= WHAT THE TASK REQUIRES =
Can you retype every record below exactly as written?

= ENTRIES =
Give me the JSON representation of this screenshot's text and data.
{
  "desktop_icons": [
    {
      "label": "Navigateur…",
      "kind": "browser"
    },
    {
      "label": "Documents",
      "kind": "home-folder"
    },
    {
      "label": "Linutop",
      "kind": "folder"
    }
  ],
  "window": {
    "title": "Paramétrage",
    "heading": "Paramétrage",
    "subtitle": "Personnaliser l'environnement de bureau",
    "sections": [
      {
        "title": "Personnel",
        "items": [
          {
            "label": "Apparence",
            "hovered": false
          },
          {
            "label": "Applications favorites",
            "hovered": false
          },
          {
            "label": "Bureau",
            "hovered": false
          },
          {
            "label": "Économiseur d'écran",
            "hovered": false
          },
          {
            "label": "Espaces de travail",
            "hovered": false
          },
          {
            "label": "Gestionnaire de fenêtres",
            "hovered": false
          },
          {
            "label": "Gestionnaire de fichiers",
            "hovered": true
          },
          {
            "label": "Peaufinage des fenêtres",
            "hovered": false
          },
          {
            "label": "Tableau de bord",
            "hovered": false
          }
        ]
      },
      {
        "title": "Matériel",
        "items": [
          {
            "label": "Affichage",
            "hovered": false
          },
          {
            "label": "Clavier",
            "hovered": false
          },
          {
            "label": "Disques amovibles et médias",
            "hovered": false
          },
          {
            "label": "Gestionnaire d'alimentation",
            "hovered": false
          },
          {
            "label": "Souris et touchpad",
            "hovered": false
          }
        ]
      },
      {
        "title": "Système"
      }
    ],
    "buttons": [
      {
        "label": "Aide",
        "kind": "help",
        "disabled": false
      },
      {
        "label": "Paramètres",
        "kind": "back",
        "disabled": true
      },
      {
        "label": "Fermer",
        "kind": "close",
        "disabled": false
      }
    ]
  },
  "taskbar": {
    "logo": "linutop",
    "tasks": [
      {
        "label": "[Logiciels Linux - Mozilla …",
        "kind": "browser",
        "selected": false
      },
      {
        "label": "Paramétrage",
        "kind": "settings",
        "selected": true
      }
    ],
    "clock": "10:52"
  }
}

= CORRECT RESPONSE =
Give me the JSON representation of this screenshot's text and data.
{
  "desktop_icons": [
    {
      "label": "Navigateur…",
      "kind": "browser"
    },
    {
      "label": "Documents",
      "kind": "home-folder"
    },
    {
      "label": "Linutop",
      "kind": "folder"
    }
  ],
  "window": {
    "title": "Paramétrage",
    "heading": "Paramétrage",
    "subtitle": "Personnaliser l'environnement de bureau",
    "sections": [
      {
        "title": "Personnel",
        "items": [
          {
            "label": "Apparence",
            "hovered": false
          },
          {
            "label": "Applications favorites",
            "hovered": false
          },
          {
            "label": "Bureau",
            "hovered": false
          },
          {
            "label": "Économiseur d'écran",
            "hovered": false
          },
          {
            "label": "Espaces de travail",
            "hovered": false
          },
          {
            "label": "Gestionnaire de fenêtres",
            "hovered": false
          },
          {
            "label": "Gestionnaire de fichiers",
            "hovered": true
          },
          {
            "label": "Peaufinage des fenêtres",
            "hovered": false
          },
          {
            "label": "Tableau de bord",
            "hovered": false
          }
        ]
      },
      {
        "title": "Matériel",
        "items": [
          {
            "label": "Affichage",
            "hovered": false
          },
          {
            "label": "Clavier",
            "hovered": false
          },
          {
            "label": "Disques amovibles et médias",
            "hovered": false
          },
          {
            "label": "Gestionnaire d'alimentation",
            "hovered": false
          },
          {
            "label": "Souris et touchpad",
            "hovered": false
          }
        ]
      },
      {
        "title": "Système"
      }
    ],
    "buttons": [
      {
        "label": "Aide",
        "kind": "help",
        "disabled": false
      },
      {
        "label": "Paramètres",
        "kind": "back",
        "disabled": true
      },
      {
        "label": "Fermer",
        "kind": "close",
        "disabled": false
      }
    ]
  },
  "taskbar": {
    "logo": "linutop",
    "tasks": [
      {
        "label": "[Logiciels Linux - Mozilla …",
        "kind": "browser",
        "selected": false
      },
      {
        "label": "Paramétrage",
        "kind": "settings",
        "selected": true
      }
    ],
    "clock": "10:52"
  }
}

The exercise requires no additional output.